Stored entries
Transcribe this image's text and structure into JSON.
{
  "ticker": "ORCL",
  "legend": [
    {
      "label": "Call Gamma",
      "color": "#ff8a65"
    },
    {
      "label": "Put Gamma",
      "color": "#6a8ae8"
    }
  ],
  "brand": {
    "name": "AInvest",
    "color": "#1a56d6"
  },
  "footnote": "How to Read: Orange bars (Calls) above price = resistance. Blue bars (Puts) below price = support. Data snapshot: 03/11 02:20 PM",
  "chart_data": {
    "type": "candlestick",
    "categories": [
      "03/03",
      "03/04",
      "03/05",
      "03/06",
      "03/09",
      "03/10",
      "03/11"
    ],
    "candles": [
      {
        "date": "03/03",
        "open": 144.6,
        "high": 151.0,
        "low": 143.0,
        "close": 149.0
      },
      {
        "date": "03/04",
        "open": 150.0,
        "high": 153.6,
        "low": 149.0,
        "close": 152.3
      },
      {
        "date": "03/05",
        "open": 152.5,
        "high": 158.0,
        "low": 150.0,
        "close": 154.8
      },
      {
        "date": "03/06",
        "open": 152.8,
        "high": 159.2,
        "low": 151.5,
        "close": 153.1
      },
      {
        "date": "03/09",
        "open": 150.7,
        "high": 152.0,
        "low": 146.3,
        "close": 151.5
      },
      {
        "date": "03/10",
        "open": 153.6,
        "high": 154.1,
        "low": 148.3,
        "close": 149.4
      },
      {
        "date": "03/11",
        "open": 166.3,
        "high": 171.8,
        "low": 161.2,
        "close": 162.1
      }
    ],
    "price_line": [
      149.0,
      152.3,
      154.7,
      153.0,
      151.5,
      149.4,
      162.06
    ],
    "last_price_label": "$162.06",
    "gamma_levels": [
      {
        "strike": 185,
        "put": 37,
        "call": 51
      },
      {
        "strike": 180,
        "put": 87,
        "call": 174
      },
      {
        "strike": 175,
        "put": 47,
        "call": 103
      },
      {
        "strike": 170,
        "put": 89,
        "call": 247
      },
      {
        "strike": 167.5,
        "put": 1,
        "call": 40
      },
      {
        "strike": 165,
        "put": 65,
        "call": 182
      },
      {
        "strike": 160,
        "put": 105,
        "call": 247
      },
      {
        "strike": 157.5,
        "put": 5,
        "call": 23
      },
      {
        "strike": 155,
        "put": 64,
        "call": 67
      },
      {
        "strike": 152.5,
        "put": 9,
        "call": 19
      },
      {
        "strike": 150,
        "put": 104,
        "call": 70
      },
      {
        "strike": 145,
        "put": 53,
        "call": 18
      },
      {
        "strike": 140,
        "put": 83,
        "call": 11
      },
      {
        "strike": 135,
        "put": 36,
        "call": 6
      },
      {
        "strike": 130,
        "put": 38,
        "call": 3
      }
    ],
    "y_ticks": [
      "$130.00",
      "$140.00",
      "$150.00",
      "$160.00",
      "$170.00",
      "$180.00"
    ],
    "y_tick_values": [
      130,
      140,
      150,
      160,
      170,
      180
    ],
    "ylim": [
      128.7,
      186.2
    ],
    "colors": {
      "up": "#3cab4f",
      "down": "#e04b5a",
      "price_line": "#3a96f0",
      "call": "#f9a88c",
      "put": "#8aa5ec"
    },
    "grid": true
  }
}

*WRITTEN REQUEST:*
Work through the records line by line and tally those with the word "open". Report only the total.

*SOLUTION:*
7